-- Begin --

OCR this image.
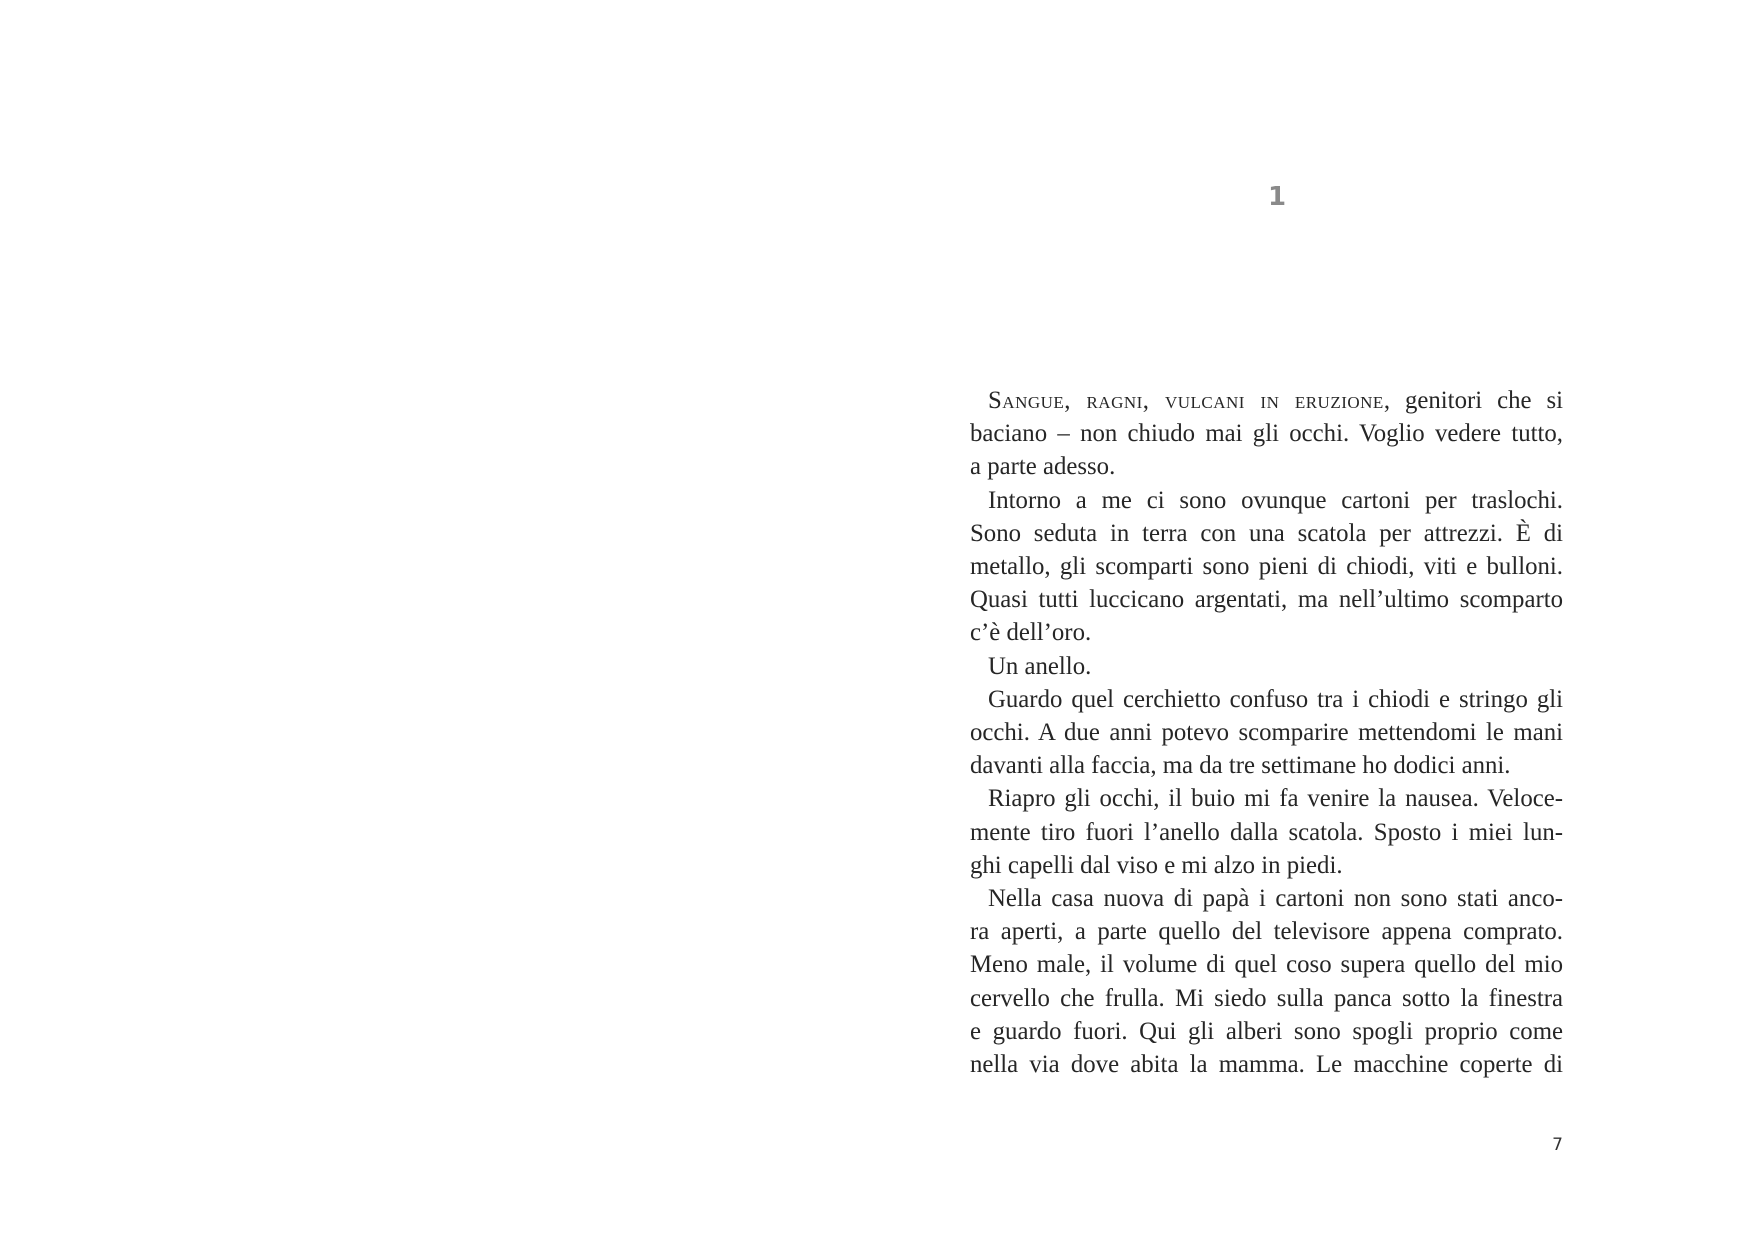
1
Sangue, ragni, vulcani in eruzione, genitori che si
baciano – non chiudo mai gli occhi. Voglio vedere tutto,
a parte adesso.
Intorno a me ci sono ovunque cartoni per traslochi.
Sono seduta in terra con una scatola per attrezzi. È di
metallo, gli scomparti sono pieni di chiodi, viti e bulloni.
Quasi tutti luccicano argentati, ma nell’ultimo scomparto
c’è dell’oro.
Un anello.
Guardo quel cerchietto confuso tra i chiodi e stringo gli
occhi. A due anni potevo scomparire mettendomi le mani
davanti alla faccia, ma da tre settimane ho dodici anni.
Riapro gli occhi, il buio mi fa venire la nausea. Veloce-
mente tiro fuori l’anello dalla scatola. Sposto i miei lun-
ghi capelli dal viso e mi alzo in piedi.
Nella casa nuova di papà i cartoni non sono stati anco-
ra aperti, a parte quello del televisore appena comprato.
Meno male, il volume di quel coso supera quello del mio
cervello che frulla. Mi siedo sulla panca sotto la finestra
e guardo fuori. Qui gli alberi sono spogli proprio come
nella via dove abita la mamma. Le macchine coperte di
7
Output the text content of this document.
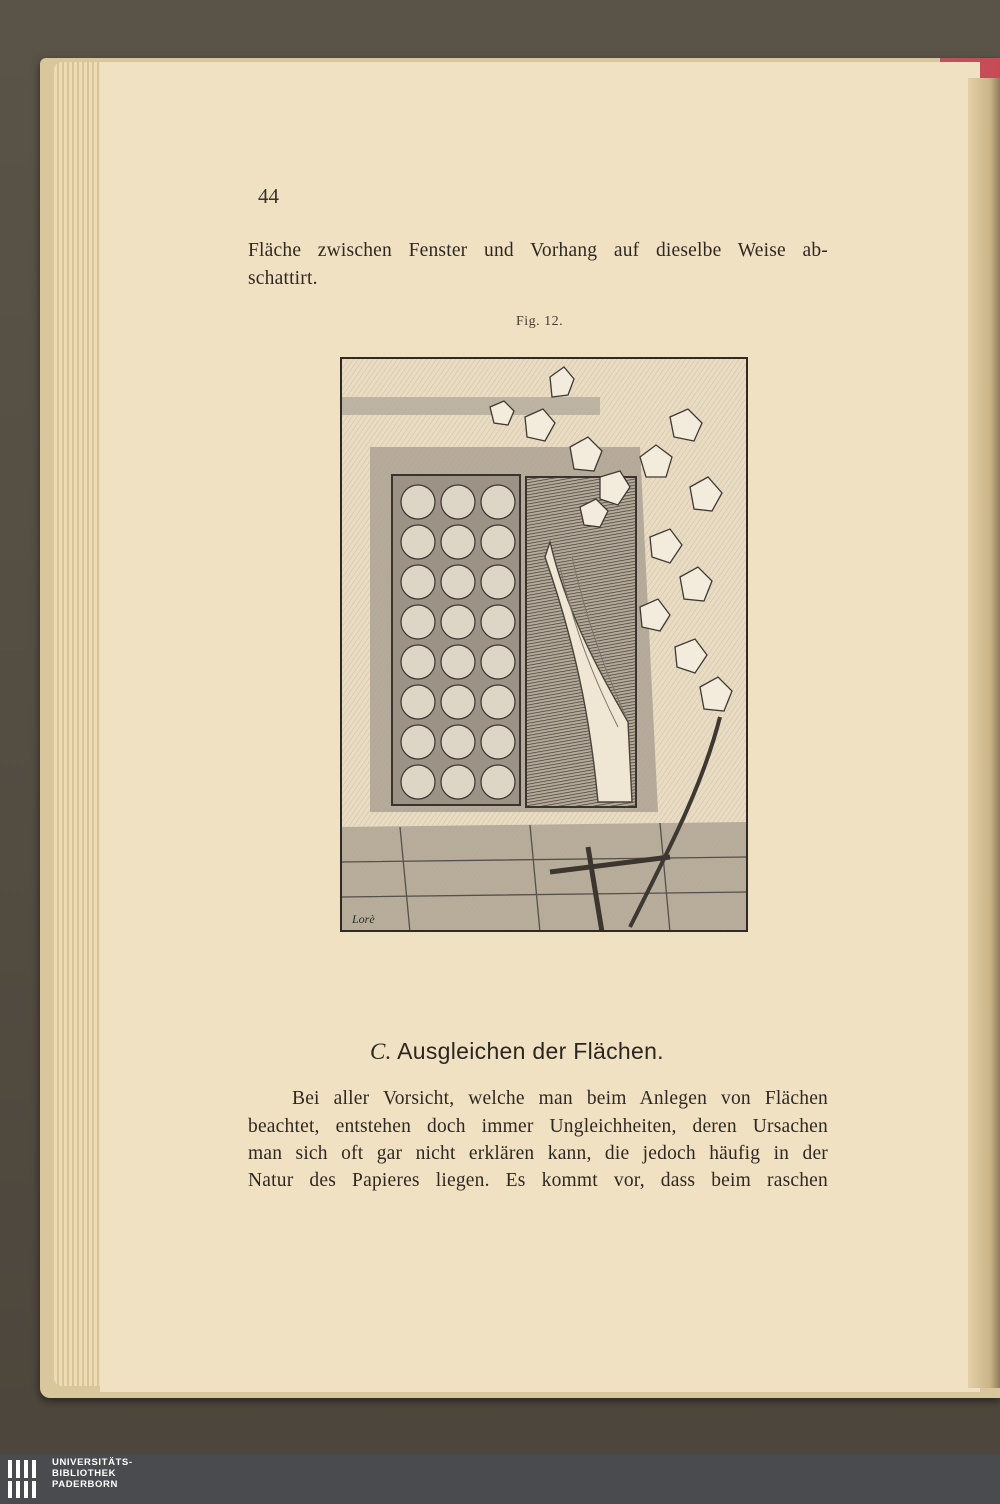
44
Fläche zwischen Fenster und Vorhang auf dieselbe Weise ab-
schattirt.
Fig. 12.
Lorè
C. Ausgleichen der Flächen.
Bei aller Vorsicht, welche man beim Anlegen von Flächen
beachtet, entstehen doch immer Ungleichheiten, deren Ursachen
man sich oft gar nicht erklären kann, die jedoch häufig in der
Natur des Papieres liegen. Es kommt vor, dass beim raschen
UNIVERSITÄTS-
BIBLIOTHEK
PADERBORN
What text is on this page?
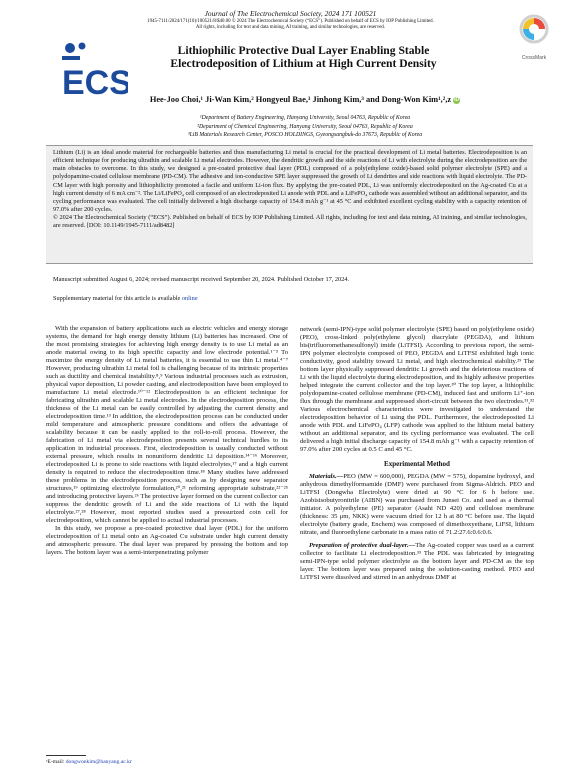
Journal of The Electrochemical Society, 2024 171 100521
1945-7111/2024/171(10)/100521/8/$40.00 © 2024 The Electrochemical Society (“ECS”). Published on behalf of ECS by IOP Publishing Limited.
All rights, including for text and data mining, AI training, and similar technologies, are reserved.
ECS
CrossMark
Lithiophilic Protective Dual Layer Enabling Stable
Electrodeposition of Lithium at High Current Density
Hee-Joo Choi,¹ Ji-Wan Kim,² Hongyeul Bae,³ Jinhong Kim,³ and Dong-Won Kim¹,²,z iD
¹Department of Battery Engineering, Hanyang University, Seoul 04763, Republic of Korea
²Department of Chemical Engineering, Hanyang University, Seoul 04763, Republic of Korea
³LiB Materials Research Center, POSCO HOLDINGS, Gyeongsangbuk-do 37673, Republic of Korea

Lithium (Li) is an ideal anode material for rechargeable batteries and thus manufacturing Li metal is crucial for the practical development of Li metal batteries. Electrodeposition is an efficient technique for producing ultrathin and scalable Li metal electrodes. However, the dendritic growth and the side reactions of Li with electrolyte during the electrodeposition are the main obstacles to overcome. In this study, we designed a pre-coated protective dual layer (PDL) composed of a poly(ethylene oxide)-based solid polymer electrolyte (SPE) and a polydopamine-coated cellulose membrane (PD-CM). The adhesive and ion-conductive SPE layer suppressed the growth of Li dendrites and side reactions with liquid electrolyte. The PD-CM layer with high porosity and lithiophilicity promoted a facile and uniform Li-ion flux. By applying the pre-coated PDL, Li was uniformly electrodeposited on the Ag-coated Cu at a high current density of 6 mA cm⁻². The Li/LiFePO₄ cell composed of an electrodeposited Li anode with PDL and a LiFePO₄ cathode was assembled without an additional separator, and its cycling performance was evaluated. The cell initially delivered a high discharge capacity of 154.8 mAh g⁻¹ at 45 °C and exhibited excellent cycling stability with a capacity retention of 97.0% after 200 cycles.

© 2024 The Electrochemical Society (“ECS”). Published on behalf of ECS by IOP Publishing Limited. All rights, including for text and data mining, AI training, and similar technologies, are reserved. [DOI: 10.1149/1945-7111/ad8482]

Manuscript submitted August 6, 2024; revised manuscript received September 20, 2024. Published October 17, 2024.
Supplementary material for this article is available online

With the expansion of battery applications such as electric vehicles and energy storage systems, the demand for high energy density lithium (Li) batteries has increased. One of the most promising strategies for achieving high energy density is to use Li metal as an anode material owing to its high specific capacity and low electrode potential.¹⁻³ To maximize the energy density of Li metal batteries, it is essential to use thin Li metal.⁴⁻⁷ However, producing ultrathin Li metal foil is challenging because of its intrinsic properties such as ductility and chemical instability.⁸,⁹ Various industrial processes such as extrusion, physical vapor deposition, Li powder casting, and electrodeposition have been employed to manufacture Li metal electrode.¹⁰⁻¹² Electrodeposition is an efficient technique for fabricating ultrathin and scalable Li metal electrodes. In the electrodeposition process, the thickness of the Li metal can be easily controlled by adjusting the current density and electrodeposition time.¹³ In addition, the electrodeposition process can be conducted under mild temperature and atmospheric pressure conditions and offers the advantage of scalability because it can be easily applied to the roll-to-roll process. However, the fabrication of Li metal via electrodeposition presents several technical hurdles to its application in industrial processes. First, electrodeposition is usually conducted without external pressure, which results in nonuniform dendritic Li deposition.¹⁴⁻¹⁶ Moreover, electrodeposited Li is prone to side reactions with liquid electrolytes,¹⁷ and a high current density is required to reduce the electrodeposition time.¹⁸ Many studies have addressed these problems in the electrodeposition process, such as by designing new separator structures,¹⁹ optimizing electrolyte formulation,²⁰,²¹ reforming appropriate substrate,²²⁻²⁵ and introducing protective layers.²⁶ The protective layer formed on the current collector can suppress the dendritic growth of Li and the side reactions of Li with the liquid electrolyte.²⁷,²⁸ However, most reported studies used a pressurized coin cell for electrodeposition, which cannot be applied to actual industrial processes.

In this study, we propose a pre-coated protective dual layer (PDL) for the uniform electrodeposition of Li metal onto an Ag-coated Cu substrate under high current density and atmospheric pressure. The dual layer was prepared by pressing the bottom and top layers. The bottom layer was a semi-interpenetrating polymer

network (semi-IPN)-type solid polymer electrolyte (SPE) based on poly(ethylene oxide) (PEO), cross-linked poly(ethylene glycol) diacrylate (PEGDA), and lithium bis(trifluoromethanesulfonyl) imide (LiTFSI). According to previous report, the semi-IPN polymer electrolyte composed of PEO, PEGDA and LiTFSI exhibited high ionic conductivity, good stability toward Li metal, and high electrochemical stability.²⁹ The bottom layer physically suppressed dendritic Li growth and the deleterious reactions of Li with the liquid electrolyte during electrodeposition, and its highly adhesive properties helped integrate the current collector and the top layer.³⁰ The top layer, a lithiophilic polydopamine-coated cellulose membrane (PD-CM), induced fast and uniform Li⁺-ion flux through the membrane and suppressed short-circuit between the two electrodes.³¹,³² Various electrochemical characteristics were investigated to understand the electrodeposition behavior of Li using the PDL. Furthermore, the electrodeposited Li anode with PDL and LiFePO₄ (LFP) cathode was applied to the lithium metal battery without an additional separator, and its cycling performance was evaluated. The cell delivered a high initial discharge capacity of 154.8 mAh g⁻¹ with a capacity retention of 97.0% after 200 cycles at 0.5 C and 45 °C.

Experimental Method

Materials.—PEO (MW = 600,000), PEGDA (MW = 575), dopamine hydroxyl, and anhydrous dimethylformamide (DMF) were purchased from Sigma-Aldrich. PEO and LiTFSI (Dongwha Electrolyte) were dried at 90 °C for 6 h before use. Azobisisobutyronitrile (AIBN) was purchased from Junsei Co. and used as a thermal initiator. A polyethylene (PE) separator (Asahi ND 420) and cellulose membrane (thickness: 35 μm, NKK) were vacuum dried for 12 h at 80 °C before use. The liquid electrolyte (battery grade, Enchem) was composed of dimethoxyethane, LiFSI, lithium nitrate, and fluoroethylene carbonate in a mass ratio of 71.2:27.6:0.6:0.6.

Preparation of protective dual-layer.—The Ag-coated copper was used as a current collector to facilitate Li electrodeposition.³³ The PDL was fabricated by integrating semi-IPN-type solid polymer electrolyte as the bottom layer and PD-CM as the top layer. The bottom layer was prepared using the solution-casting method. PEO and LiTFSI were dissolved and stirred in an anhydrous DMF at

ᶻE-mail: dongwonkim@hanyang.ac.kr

-- End --

**What you have to do:** Identify the lines in the entries that hold "technologies" and return each one.

**Correct response:**
All rights, including for text and data mining, AI training, and similar technologies, are reserved.
© 2024 The Electrochemical Society (“ECS”). Published on behalf of ECS by IOP Publishing Limited. All rights, including for text and data mining, AI training, and similar technologies, are reserved. [DOI: 10.1149/1945-7111/ad8482]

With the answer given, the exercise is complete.